● **Problem statement**
In the data, extract each line that holds the string "Generate".

● **Dataset extract**
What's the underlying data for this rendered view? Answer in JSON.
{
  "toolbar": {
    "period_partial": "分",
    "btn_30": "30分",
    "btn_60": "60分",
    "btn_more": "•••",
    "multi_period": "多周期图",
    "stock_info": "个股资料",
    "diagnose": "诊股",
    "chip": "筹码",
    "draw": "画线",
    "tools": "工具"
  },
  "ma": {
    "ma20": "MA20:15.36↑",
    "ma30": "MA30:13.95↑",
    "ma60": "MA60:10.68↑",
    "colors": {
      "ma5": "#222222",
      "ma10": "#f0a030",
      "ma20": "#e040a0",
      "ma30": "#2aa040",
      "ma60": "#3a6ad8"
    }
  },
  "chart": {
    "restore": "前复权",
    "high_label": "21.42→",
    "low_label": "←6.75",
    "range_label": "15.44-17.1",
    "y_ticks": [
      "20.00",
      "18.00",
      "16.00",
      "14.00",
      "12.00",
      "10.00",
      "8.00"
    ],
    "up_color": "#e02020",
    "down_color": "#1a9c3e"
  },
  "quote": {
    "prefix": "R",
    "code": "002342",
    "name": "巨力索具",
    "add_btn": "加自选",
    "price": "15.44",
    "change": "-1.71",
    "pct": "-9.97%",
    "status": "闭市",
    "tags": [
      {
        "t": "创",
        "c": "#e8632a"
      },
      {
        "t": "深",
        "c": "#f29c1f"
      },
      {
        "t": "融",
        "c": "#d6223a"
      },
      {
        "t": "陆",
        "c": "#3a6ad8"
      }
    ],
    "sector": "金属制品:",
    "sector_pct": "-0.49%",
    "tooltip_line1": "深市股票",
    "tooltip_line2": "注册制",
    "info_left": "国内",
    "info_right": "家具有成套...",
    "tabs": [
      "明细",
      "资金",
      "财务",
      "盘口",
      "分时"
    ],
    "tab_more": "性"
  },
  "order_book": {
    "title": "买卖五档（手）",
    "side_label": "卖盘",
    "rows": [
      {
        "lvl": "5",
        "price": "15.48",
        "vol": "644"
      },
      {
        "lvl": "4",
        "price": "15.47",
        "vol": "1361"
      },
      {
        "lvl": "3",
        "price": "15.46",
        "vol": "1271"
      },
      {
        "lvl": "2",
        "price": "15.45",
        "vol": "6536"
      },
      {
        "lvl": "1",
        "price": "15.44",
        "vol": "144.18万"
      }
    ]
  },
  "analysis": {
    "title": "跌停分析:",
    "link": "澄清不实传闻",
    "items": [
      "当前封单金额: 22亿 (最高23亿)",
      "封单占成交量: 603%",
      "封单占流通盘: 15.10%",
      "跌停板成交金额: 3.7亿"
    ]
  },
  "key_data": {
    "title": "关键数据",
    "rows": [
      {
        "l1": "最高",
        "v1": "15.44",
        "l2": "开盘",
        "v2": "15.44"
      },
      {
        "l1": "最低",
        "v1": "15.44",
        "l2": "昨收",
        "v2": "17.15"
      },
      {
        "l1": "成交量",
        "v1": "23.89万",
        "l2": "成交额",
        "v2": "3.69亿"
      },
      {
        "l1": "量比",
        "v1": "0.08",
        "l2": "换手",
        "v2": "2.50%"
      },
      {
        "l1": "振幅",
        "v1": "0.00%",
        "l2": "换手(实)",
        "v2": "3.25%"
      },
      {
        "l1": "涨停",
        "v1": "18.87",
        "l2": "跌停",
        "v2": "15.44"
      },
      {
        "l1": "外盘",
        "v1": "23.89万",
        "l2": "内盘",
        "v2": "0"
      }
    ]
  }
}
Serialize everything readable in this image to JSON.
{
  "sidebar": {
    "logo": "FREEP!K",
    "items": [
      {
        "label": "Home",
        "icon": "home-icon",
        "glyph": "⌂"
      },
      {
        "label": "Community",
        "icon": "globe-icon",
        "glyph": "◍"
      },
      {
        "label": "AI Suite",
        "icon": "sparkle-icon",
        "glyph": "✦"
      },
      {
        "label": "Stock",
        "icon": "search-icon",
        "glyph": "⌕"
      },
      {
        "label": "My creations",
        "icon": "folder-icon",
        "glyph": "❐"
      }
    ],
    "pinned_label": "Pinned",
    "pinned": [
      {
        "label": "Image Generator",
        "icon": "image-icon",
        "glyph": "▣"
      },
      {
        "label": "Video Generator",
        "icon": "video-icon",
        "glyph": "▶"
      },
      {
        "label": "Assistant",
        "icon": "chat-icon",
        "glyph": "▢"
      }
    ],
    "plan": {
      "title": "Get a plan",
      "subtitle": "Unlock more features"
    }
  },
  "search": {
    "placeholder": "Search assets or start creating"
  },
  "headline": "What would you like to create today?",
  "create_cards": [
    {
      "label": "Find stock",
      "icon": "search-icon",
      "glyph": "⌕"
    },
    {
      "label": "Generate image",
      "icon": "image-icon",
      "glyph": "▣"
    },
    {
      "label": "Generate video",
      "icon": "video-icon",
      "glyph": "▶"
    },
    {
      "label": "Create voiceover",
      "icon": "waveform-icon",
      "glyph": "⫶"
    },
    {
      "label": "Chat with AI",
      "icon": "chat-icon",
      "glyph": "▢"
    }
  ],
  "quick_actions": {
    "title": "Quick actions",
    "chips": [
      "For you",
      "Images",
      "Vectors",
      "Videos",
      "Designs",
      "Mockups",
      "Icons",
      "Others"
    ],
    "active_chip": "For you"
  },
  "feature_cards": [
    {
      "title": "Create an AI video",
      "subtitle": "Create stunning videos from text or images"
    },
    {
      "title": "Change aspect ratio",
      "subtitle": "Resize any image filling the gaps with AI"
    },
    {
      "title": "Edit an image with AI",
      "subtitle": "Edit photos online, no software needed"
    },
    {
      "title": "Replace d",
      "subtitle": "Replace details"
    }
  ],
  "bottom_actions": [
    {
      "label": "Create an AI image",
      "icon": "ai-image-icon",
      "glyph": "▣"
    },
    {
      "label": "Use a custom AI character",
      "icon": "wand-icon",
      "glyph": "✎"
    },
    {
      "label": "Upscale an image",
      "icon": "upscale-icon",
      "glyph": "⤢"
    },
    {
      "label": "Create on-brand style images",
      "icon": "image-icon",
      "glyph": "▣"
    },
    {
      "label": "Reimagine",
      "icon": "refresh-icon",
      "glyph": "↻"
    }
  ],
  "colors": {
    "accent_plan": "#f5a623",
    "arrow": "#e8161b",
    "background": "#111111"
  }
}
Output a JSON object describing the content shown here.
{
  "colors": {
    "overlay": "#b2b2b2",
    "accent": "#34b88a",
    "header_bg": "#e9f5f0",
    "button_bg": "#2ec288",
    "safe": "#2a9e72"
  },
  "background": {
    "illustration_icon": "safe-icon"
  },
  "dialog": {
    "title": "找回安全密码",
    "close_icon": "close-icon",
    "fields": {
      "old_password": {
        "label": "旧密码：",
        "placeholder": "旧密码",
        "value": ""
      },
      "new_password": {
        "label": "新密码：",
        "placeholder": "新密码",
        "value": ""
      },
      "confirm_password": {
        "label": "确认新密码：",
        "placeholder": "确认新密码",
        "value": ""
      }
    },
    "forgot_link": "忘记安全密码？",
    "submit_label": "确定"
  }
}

● **Written response**
      "label": "Generate image",
      "label": "Generate video",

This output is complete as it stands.